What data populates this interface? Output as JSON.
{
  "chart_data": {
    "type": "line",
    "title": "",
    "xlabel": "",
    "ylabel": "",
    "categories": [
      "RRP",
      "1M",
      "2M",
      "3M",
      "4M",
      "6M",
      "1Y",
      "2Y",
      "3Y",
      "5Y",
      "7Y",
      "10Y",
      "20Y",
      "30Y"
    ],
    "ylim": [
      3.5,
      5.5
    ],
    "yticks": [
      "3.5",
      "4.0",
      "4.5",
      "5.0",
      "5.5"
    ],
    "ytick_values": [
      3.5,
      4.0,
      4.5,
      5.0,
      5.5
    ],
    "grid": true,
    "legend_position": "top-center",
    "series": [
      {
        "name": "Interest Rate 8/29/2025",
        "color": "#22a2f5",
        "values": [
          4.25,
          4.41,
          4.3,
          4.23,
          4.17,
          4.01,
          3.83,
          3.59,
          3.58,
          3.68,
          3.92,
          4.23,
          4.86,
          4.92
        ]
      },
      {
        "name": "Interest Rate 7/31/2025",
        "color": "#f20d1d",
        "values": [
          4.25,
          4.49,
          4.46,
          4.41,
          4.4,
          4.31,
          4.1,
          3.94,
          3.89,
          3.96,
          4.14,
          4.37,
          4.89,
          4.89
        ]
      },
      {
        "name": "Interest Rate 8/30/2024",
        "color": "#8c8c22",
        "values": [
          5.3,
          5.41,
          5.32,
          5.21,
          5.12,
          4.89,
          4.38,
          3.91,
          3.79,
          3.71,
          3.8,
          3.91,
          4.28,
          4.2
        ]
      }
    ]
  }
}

☆ ☆ ☆ ☆ ☆ ☆ ☆

Problem details: Nothing in the listing may be changed; retype it all exactly.

Expected output:
What data populates this interface? Output as JSON.
{
  "chart_data": {
    "type": "line",
    "title": "",
    "xlabel": "",
    "ylabel": "",
    "categories": [
      "RRP",
      "1M",
      "2M",
      "3M",
      "4M",
      "6M",
      "1Y",
      "2Y",
      "3Y",
      "5Y",
      "7Y",
      "10Y",
      "20Y",
      "30Y"
    ],
    "ylim": [
      3.5,
      5.5
    ],
    "yticks": [
      "3.5",
      "4.0",
      "4.5",
      "5.0",
      "5.5"
    ],
    "ytick_values": [
      3.5,
      4.0,
      4.5,
      5.0,
      5.5
    ],
    "grid": true,
    "legend_position": "top-center",
    "series": [
      {
        "name": "Interest Rate 8/29/2025",
        "color": "#22a2f5",
        "values": [
          4.25,
          4.41,
          4.3,
          4.23,
          4.17,
          4.01,
          3.83,
          3.59,
          3.58,
          3.68,
          3.92,
          4.23,
          4.86,
          4.92
        ]
      },
      {
        "name": "Interest Rate 7/31/2025",
        "color": "#f20d1d",
        "values": [
          4.25,
          4.49,
          4.46,
          4.41,
          4.4,
          4.31,
          4.1,
          3.94,
          3.89,
          3.96,
          4.14,
          4.37,
          4.89,
          4.89
        ]
      },
      {
        "name": "Interest Rate 8/30/2024",
        "color": "#8c8c22",
        "values": [
          5.3,
          5.41,
          5.32,
          5.21,
          5.12,
          4.89,
          4.38,
          3.91,
          3.79,
          3.71,
          3.8,
          3.91,
          4.28,
          4.2
        ]
      }
    ]
  }
}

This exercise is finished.